WHAT THE TASK ASKS |
Return all the data below as it stands, minus the pictures.

***** RECORDS SUPPLIED *****

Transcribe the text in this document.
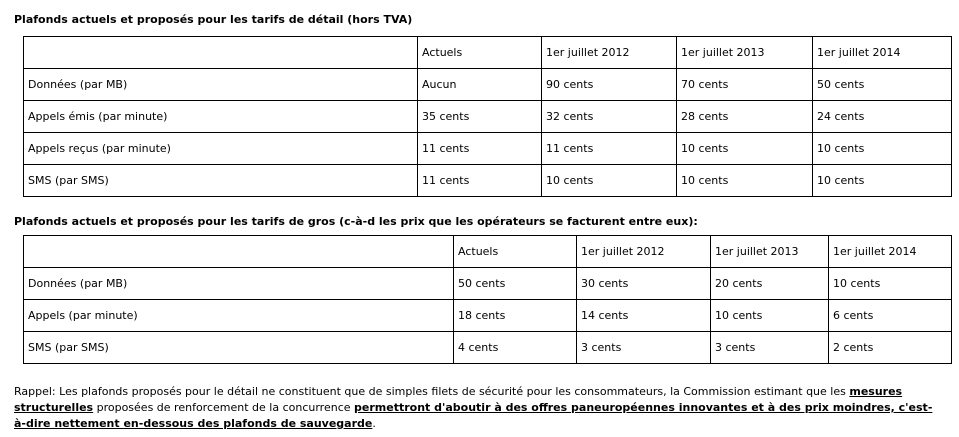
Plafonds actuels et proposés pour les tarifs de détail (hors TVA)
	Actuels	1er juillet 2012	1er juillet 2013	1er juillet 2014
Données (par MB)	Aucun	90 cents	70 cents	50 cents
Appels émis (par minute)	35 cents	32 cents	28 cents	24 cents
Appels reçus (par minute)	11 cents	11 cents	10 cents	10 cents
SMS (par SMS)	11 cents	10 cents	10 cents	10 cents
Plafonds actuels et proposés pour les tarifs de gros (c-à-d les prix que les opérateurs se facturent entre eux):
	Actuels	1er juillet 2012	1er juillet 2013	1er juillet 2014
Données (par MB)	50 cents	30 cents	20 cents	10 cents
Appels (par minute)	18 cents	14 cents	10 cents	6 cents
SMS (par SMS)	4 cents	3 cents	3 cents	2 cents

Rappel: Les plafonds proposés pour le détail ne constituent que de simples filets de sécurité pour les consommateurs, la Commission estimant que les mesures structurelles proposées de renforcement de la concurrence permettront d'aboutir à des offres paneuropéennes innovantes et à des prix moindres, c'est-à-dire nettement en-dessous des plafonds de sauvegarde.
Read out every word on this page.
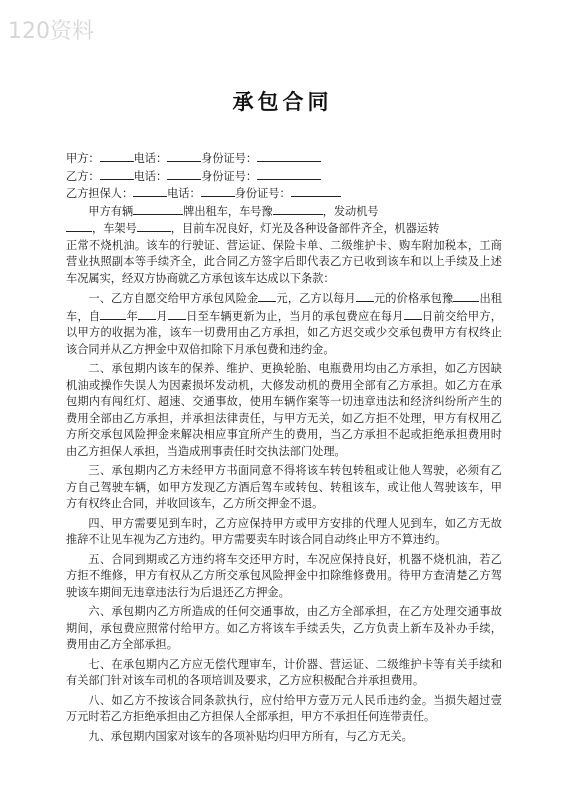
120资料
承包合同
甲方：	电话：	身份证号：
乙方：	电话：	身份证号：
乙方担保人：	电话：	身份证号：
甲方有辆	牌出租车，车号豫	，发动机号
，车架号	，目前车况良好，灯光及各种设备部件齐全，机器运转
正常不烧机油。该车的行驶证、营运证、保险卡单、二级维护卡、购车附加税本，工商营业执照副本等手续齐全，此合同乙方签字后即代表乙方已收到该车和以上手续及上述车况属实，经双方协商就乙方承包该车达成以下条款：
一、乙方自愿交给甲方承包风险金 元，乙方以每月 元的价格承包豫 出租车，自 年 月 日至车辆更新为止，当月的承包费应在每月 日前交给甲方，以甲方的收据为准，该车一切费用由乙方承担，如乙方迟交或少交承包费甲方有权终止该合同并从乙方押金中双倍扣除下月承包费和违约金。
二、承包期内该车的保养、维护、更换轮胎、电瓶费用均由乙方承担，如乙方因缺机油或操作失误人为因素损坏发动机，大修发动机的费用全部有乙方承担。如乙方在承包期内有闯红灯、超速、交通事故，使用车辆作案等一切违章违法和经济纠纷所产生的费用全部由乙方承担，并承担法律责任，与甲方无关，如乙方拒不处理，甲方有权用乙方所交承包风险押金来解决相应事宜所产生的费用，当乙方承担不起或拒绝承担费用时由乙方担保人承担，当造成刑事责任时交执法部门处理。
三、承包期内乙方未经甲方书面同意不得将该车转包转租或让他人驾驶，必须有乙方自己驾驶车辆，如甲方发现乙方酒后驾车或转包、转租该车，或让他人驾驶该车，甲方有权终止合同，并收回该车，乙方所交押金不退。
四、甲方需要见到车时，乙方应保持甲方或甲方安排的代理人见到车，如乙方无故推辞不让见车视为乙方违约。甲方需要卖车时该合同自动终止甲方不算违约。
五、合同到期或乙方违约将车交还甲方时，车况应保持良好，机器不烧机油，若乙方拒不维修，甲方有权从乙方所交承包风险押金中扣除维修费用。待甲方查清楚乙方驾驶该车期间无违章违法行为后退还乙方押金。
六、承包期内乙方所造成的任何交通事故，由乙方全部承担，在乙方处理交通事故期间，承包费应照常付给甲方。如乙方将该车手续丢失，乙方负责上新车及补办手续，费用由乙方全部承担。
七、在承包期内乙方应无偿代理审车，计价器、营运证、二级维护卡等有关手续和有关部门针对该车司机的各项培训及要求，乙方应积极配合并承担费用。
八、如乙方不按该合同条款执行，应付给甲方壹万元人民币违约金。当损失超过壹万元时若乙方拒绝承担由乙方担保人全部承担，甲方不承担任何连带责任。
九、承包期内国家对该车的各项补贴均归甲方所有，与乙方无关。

*****

SOLUTION TO THE PROBLEM |
Transcribe the text in this document.
Plafonds actuels et proposés pour les tarifs de détail (hors TVA)
	Actuels	1er juillet 2012	1er juillet 2013	1er juillet 2014
Données (par MB)	Aucun	90 cents	70 cents	50 cents
Appels émis (par minute)	35 cents	32 cents	28 cents	24 cents
Appels reçus (par minute)	11 cents	11 cents	10 cents	10 cents
SMS (par SMS)	11 cents	10 cents	10 cents	10 cents
Plafonds actuels et proposés pour les tarifs de gros (c-à-d les prix que les opérateurs se facturent entre eux):
	Actuels	1er juillet 2012	1er juillet 2013	1er juillet 2014
Données (par MB)	50 cents	30 cents	20 cents	10 cents
Appels (par minute)	18 cents	14 cents	10 cents	6 cents
SMS (par SMS)	4 cents	3 cents	3 cents	2 cents

Rappel: Les plafonds proposés pour le détail ne constituent que de simples filets de sécurité pour les consommateurs, la Commission estimant que les mesures structurelles proposées de renforcement de la concurrence permettront d'aboutir à des offres paneuropéennes innovantes et à des prix moindres, c'est-à-dire nettement en-dessous des plafonds de sauvegarde.
Read out every word on this page.
120资料
承包合同
甲方：	电话：	身份证号：
乙方：	电话：	身份证号：
乙方担保人：	电话：	身份证号：
甲方有辆	牌出租车，车号豫	，发动机号
，车架号	，目前车况良好，灯光及各种设备部件齐全，机器运转
正常不烧机油。该车的行驶证、营运证、保险卡单、二级维护卡、购车附加税本，工商营业执照副本等手续齐全，此合同乙方签字后即代表乙方已收到该车和以上手续及上述车况属实，经双方协商就乙方承包该车达成以下条款：
一、乙方自愿交给甲方承包风险金 元，乙方以每月 元的价格承包豫 出租车，自 年 月 日至车辆更新为止，当月的承包费应在每月 日前交给甲方，以甲方的收据为准，该车一切费用由乙方承担，如乙方迟交或少交承包费甲方有权终止该合同并从乙方押金中双倍扣除下月承包费和违约金。
二、承包期内该车的保养、维护、更换轮胎、电瓶费用均由乙方承担，如乙方因缺机油或操作失误人为因素损坏发动机，大修发动机的费用全部有乙方承担。如乙方在承包期内有闯红灯、超速、交通事故，使用车辆作案等一切违章违法和经济纠纷所产生的费用全部由乙方承担，并承担法律责任，与甲方无关，如乙方拒不处理，甲方有权用乙方所交承包风险押金来解决相应事宜所产生的费用，当乙方承担不起或拒绝承担费用时由乙方担保人承担，当造成刑事责任时交执法部门处理。
三、承包期内乙方未经甲方书面同意不得将该车转包转租或让他人驾驶，必须有乙方自己驾驶车辆，如甲方发现乙方酒后驾车或转包、转租该车，或让他人驾驶该车，甲方有权终止合同，并收回该车，乙方所交押金不退。
四、甲方需要见到车时，乙方应保持甲方或甲方安排的代理人见到车，如乙方无故推辞不让见车视为乙方违约。甲方需要卖车时该合同自动终止甲方不算违约。
五、合同到期或乙方违约将车交还甲方时，车况应保持良好，机器不烧机油，若乙方拒不维修，甲方有权从乙方所交承包风险押金中扣除维修费用。待甲方查清楚乙方驾驶该车期间无违章违法行为后退还乙方押金。
六、承包期内乙方所造成的任何交通事故，由乙方全部承担，在乙方处理交通事故期间，承包费应照常付给甲方。如乙方将该车手续丢失，乙方负责上新车及补办手续，费用由乙方全部承担。
七、在承包期内乙方应无偿代理审车，计价器、营运证、二级维护卡等有关手续和有关部门针对该车司机的各项培训及要求，乙方应积极配合并承担费用。
八、如乙方不按该合同条款执行，应付给甲方壹万元人民币违约金。当损失超过壹万元时若乙方拒绝承担由乙方担保人全部承担，甲方不承担任何连带责任。
九、承包期内国家对该车的各项补贴均归甲方所有，与乙方无关。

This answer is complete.